**Bloc de texte:**

----

Alors que l’Union européenne durcit le cadre réglementaire pour réduire les émissions maritimes, une étude indépendante vient bousculer les chiffres officiels. Réalisée en partenariat avec l’ADEME et Brittany Ferries, elle révèle que les émissions réelles de méthane des navires au GNL sont près de deux fois inférieures aux valeurs par défaut utilisées dans les calculs réglementaires. Un écart qui, s’il est confirmé, pourrait redéfinir la manière dont les armateurs sont évalués et incités à accélérer leur transition écologique.
Des mesures in situ qui contredisent les modèles théoriques
Pendant douze mois, les équipes de l’ESTACA, sous la direction de Benoît Sagot, enseignant-chercheur spécialisé dans les mobilités durables, ont scruté les fumées du Salamanca, l’un des ferries les plus modernes de la flotte Brittany Ferries, propulsé au gaz naturel liquéfié (GNL). Objectif : mesurer précisément le « méthane slip* », ce phénomène d’échappement de méthane non brûlé lors de la combustion du GNL — un gaz à effet de serre 28 fois plus puissant que le CO₂ sur un siècle.
Les résultats, publiés dans le Journal of Marine Science and Engineering, sont sans appel : le taux moyen annuel de méthane slip observé s’élève à 1,57 %, là où les cadres réglementaires européens (système ETS) et internationaux (OMI) tablent encore sur des valeurs allant jusqu’à 3,5 %. Soit une sous-estimation des performances réelles de près de 50 %.
Ces mesures, réalisées sur les lignes Rosslare-Bilbao et Rosslare-Cherbourg — des trajets soumis à des conditions météorologiques et opérationnelles variées — offrent une base empirique solide, loin des modèles théoriques ou des extrapolations basées sur des technologies obsolètes.

© Jess Breheret
« Les règles doivent refléter la réalité »

----

**Entrées de données:**
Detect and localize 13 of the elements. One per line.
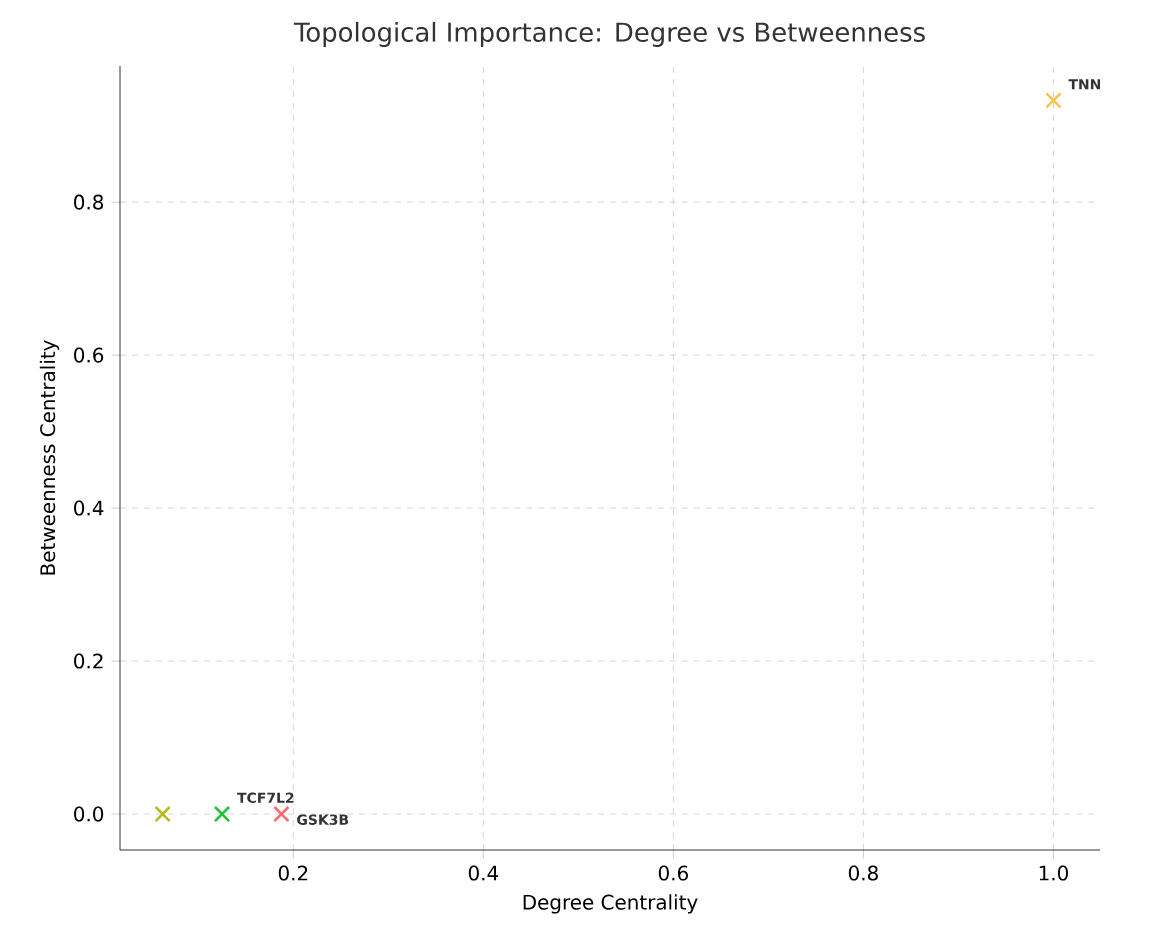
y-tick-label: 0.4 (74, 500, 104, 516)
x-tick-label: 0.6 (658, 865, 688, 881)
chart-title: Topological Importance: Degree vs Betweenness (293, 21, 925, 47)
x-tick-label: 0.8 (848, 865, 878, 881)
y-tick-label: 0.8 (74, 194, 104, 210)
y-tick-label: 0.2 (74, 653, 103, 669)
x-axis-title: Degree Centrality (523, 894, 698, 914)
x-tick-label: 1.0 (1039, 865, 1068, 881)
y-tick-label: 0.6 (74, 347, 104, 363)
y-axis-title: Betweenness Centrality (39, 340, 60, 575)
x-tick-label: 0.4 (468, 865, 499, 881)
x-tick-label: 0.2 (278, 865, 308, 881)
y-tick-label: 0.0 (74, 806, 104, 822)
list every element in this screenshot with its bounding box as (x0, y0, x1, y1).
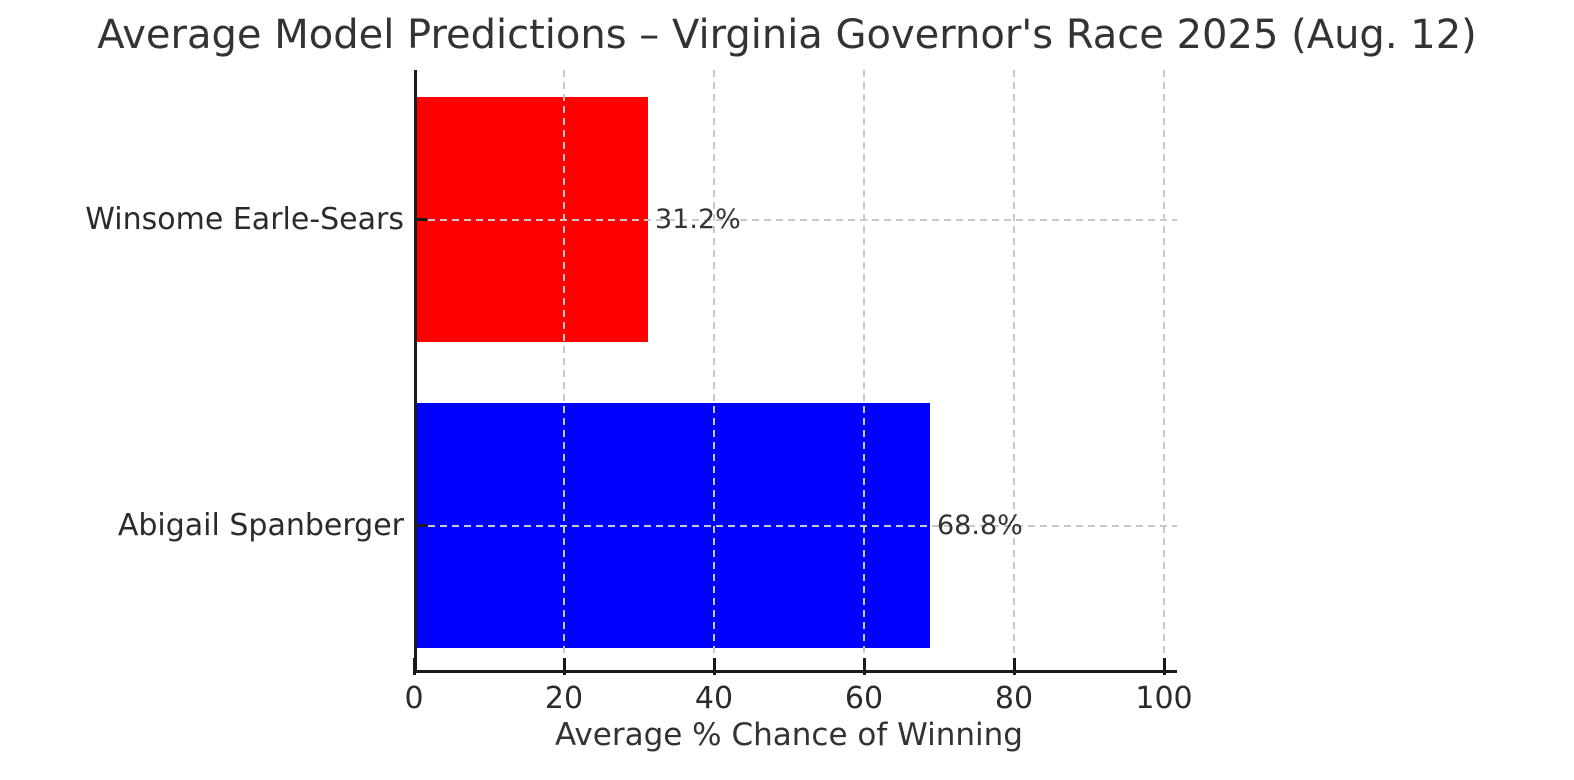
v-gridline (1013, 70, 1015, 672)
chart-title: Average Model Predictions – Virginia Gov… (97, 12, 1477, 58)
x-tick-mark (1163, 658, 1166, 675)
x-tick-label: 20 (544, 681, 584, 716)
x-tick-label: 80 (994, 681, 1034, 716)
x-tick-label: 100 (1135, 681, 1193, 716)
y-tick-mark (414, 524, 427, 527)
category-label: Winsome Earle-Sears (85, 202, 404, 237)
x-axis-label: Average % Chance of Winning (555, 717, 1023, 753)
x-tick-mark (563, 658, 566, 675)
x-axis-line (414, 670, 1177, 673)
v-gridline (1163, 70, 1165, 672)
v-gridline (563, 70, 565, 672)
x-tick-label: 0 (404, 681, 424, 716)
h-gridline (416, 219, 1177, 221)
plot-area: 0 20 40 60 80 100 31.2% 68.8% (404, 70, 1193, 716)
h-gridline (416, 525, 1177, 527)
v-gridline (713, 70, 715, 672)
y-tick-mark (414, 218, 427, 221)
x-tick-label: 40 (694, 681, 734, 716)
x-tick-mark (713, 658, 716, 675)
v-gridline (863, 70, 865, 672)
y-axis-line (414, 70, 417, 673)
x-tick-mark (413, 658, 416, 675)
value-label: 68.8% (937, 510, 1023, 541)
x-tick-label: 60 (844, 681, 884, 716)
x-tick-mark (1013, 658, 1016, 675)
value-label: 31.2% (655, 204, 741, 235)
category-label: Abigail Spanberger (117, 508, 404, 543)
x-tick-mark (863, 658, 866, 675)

----

**Objectifs:**
1) Dans l'article sur les émissions de méthane des ferries au GNL, quel taux moyen annuel de méthane slip a été mesuré à bord du Salamanca ?
2) Reprenez l'article sur les émissions de méthane des ferries au GNL à la suite de son dernier passage.

**Réponses attendues:**
1) Le taux moyen annuel de méthane slip mesuré s'élève à 1,57 %.

2)
Face à ces conclusions, Brittany Ferries ne cherche pas à se dédouaner, mais à réclamer une mise à jour des grilles d’évaluation. « Nous soutenons pleinement le principe de responsabilité environnementale. Mais les règles doivent refléter la réalité. Les données scientifiques dont nous disposons aujourd’hui montrent que les émissions réelles de nos navires GNL sont significativement plus faibles que prévu. Cela devrait logiquement être pris en compte dans nos déclarations réglementaires », déclare Christophe Mathieu, directeur général de la compagnie.
Derrière ce plaidoyer, une logique simple : si les efforts technologiques ne sont pas reconnus, les incitations à investir dans des solutions bas carbone s’affaiblissent. « L’objectif n’est pas d’éviter notre part de responsabilité, mais de veiller à ce que les efforts réels fournis par les armateurs en faveur de la transition écologique soient reconnus à leur juste valeur », ajoute-t-il.
Dans un secteur où chaque tonne de CO₂ équivalent a désormais un coût — via le système ETS —, cette sous-évaluation pénalise injustement les pionniers du GNL, qui ont engagé des investissements massifs pour réduire leur empreinte carbone.
Vers une réglementation plus fine, plus juste ?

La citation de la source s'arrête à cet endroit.